Data excerpts
+---+

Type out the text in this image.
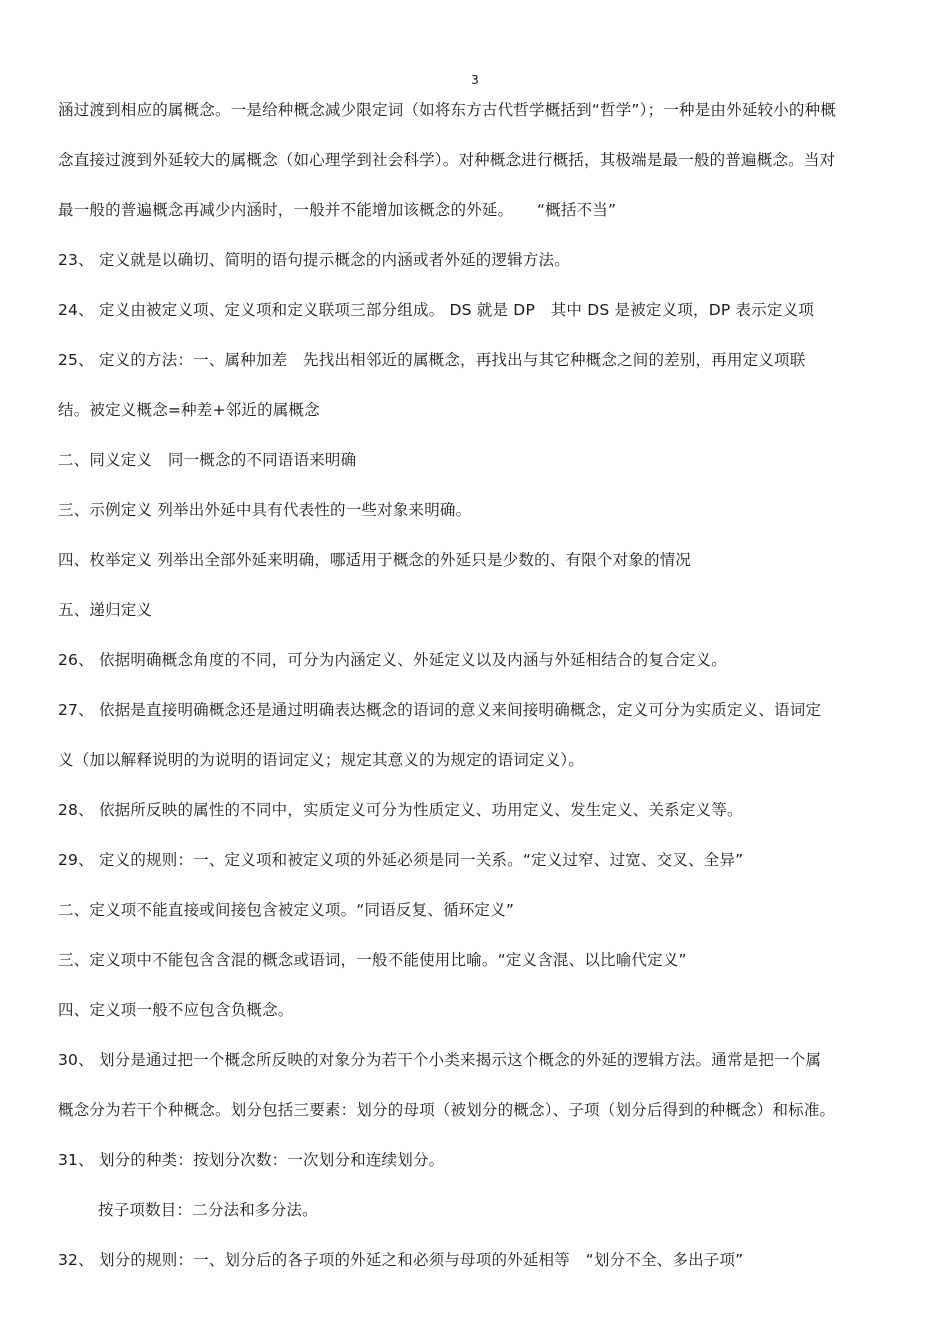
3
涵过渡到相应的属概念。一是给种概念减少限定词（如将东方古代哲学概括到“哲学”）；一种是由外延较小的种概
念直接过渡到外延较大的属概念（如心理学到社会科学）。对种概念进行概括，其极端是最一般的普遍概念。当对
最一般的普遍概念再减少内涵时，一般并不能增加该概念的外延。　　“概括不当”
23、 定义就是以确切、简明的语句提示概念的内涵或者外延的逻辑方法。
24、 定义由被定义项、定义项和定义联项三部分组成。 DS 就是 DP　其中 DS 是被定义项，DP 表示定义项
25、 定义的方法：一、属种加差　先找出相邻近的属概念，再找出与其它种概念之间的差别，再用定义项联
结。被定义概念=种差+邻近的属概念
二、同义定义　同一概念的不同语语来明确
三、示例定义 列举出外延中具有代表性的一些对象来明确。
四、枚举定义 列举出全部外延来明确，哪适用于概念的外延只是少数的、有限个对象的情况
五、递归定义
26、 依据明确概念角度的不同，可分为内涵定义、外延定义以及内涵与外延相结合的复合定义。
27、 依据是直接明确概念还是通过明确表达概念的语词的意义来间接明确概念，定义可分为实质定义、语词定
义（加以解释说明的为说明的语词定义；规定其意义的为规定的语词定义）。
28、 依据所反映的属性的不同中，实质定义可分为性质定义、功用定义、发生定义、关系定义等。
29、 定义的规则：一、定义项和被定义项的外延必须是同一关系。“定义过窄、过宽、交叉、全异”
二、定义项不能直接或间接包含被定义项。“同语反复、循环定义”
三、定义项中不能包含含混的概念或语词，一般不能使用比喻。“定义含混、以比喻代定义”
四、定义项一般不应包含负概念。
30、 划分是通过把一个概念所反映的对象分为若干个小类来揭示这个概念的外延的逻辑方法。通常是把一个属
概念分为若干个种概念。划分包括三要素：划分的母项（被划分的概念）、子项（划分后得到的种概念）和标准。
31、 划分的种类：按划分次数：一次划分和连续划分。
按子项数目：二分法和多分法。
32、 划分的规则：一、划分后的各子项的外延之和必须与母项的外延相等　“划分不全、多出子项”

+---+

Reproduce the data above in full, exactly as it is, with the pictures left out.

Type out the text in this image.
3
涵过渡到相应的属概念。一是给种概念减少限定词（如将东方古代哲学概括到“哲学”）；一种是由外延较小的种概
念直接过渡到外延较大的属概念（如心理学到社会科学）。对种概念进行概括，其极端是最一般的普遍概念。当对
最一般的普遍概念再减少内涵时，一般并不能增加该概念的外延。　　“概括不当”
23、 定义就是以确切、简明的语句提示概念的内涵或者外延的逻辑方法。
24、 定义由被定义项、定义项和定义联项三部分组成。 DS 就是 DP　其中 DS 是被定义项，DP 表示定义项
25、 定义的方法：一、属种加差　先找出相邻近的属概念，再找出与其它种概念之间的差别，再用定义项联
结。被定义概念=种差+邻近的属概念
二、同义定义　同一概念的不同语语来明确
三、示例定义 列举出外延中具有代表性的一些对象来明确。
四、枚举定义 列举出全部外延来明确，哪适用于概念的外延只是少数的、有限个对象的情况
五、递归定义
26、 依据明确概念角度的不同，可分为内涵定义、外延定义以及内涵与外延相结合的复合定义。
27、 依据是直接明确概念还是通过明确表达概念的语词的意义来间接明确概念，定义可分为实质定义、语词定
义（加以解释说明的为说明的语词定义；规定其意义的为规定的语词定义）。
28、 依据所反映的属性的不同中，实质定义可分为性质定义、功用定义、发生定义、关系定义等。
29、 定义的规则：一、定义项和被定义项的外延必须是同一关系。“定义过窄、过宽、交叉、全异”
二、定义项不能直接或间接包含被定义项。“同语反复、循环定义”
三、定义项中不能包含含混的概念或语词，一般不能使用比喻。“定义含混、以比喻代定义”
四、定义项一般不应包含负概念。
30、 划分是通过把一个概念所反映的对象分为若干个小类来揭示这个概念的外延的逻辑方法。通常是把一个属
概念分为若干个种概念。划分包括三要素：划分的母项（被划分的概念）、子项（划分后得到的种概念）和标准。
31、 划分的种类：按划分次数：一次划分和连续划分。
按子项数目：二分法和多分法。
32、 划分的规则：一、划分后的各子项的外延之和必须与母项的外延相等　“划分不全、多出子项”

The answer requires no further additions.